Source document »

— begin —

There seems to be a specific locale for the Honduras Spanish: es-HN. At least it is listed as supported by Java 8. So depending on the words/phrases and whether they are specific to Honduras or rather belong to the “vanilla” Spanish, they should be provided as ‘es-HN’ or just ‘es’.

That is definitely the case for slang, but there is a common spanish that should work for any Latin American country in a professional context. But, to your point, it might be interesting to add a more specific local and use the standard ES local as a starting point. We could then compare the two later on to see if one can improve the other.

Can you point me in the right direction to get that rolling?

I just looked on transifex and it seems that all the Spanish translations are _un_reviewed. (So maybe someone already went and did this before I got to it.)

Please go ahead and start the review process. If feasible it would be really nice to share a list of the changes you make, so that any Spanish-language implementations can prepare themselves for these changes when they do an upgrade. (I guess this can be as easy as downloading the _es.json files now, and then again after you’ve finished all the reviews/corrections/translations and doing a diff.)

Personally I would be hesitant to introduce an es-HN locale unless we see a real need for it. I would assume that 95+% of the product and config language should be universal, at least across Latin America.

I think you are correct about “across latin america”, but as one of my colleagues pointed out to me earlier today, Spanish in Spain is significantly different from Spanish in other parts of the world. It could be that, by changing “es” to match Latin America, we alienate European Spanish speakers.

— end —

Element and box listings:

— begin —

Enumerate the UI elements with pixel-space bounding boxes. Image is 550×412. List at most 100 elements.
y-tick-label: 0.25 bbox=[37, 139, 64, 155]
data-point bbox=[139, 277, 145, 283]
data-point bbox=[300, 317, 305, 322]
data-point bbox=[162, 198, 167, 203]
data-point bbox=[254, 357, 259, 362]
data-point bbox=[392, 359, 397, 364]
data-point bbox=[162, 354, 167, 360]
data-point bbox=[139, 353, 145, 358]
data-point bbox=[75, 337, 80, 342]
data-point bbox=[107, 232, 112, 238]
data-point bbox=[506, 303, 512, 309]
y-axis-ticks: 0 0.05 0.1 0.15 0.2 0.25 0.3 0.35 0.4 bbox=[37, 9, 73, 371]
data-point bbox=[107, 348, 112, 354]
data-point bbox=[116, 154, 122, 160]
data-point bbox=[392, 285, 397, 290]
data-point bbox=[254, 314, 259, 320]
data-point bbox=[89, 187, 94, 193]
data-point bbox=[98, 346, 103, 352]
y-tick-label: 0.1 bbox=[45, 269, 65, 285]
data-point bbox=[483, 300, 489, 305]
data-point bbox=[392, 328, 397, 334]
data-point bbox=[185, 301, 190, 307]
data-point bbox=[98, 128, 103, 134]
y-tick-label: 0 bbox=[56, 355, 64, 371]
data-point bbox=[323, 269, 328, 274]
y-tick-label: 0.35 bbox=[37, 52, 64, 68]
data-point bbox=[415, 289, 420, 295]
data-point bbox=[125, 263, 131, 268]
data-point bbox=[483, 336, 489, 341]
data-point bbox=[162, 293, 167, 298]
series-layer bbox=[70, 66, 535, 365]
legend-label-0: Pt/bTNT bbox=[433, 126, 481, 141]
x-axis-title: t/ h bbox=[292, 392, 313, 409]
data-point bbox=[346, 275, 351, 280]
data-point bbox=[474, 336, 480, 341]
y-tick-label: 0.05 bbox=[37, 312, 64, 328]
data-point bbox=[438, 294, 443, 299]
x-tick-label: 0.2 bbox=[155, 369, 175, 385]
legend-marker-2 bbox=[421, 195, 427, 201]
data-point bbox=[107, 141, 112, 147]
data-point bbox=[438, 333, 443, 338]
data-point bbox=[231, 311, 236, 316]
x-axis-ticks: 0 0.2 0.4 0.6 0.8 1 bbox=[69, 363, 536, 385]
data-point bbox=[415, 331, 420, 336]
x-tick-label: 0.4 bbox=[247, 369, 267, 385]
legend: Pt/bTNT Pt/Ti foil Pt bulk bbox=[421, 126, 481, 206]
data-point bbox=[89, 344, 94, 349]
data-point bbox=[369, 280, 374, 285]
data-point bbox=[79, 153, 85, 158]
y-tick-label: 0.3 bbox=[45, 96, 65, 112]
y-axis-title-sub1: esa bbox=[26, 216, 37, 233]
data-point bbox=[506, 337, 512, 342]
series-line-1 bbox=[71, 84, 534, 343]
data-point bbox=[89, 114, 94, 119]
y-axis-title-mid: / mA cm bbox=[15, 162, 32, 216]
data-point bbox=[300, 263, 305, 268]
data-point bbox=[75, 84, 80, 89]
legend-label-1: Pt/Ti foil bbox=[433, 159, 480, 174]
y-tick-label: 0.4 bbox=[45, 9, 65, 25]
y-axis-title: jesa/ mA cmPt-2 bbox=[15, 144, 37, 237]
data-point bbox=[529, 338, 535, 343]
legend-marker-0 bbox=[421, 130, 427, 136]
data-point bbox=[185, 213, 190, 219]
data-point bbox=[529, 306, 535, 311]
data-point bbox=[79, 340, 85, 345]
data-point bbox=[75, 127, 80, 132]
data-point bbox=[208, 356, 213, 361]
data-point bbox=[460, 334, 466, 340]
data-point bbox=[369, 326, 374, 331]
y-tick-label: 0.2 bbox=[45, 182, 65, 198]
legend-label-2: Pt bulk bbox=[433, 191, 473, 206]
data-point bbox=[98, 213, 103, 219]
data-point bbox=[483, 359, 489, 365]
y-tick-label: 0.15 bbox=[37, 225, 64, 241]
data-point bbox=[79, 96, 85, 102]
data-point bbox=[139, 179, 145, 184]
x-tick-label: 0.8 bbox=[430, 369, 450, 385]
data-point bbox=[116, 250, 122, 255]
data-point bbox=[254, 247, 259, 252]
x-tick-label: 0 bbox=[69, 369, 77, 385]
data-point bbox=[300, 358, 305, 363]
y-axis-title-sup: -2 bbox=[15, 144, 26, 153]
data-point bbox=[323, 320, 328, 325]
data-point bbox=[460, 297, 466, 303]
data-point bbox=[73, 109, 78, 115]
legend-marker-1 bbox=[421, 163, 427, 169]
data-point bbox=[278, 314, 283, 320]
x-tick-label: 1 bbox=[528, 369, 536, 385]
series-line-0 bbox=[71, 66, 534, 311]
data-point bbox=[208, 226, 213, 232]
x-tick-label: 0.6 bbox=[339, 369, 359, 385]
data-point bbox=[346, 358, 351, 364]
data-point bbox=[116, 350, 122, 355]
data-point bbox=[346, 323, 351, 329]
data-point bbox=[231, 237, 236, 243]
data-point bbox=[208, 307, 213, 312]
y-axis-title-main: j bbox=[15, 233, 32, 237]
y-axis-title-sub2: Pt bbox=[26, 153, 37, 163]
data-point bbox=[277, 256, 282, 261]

— end —

Tasks to perform »
**a.** Print the locale discussion from "Personally I would" up to and including "across Latin America.".
**b.** List every country or region that the locale discussion names.
The rows are not needed for any of this.

Task answers »
**a.**
Personally I would be hesitant to introduce an es-HN locale unless we see a real need for it. I would assume that 95+% of the product and config language should be universal, at least across Latin America.

**b.** Honduras, Latin America, Spain